**Supplied material**
○ ○ ○ ○ ○
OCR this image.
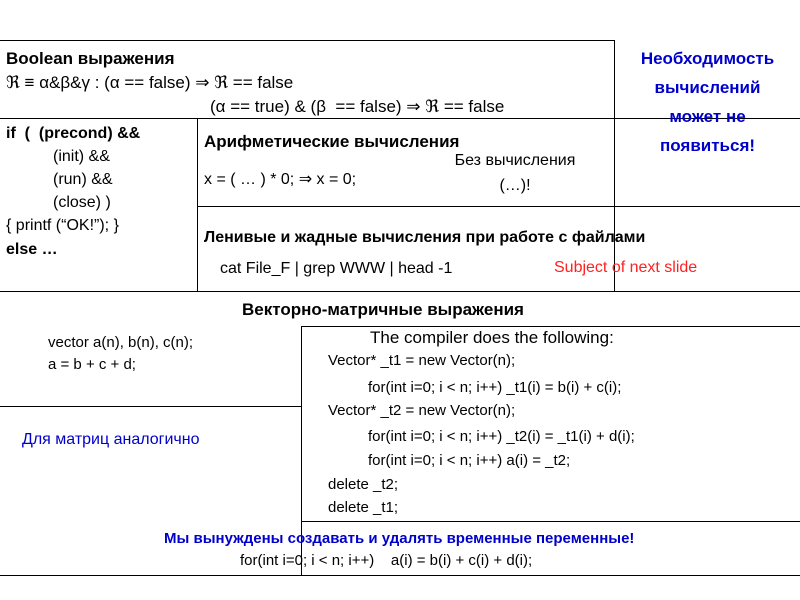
Boolean выражения
ℜ ≡ α&β&γ : (α == false) ⇒ ℜ == false
(α == true) & (β  == false) ⇒ ℜ == false
Необходимость
вычислений
может не
появиться!
if  (  (precond) &&
(init) &&
(run) &&
(close) )
{ printf (“OK!”); }
else …
Арифметические вычисления
x = ( … ) * 0; ⇒ x = 0;
Без вычисления
(…)!
Ленивые и жадные вычисления при работе с файлами
cat File_F | grep WWW | head -1	Subject of next slide
Векторно-матричные выражения
vector a(n), b(n), c(n);
a = b + c + d;
Для матриц аналогично
The compiler does the following:
Vector* _t1 = new Vector(n);
for(int i=0; i < n; i++) _t1(i) = b(i) + c(i);
Vector* _t2 = new Vector(n);
for(int i=0; i < n; i++) _t2(i) = _t1(i) + d(i);
for(int i=0; i < n; i++) a(i) = _t2;
delete _t2;
delete _t1;
Мы вынуждены создавать и удалять временные переменные!
for(int i=0; i < n; i++)    a(i) = b(i) + c(i) + d(i);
○ ○ ○ ○ ○
Display every line of the listing that contains the string "false".

**Solution for this problem**
ℜ ≡ α&β&γ : (α == false) ⇒ ℜ == false
(α == true) & (β  == false) ⇒ ℜ == false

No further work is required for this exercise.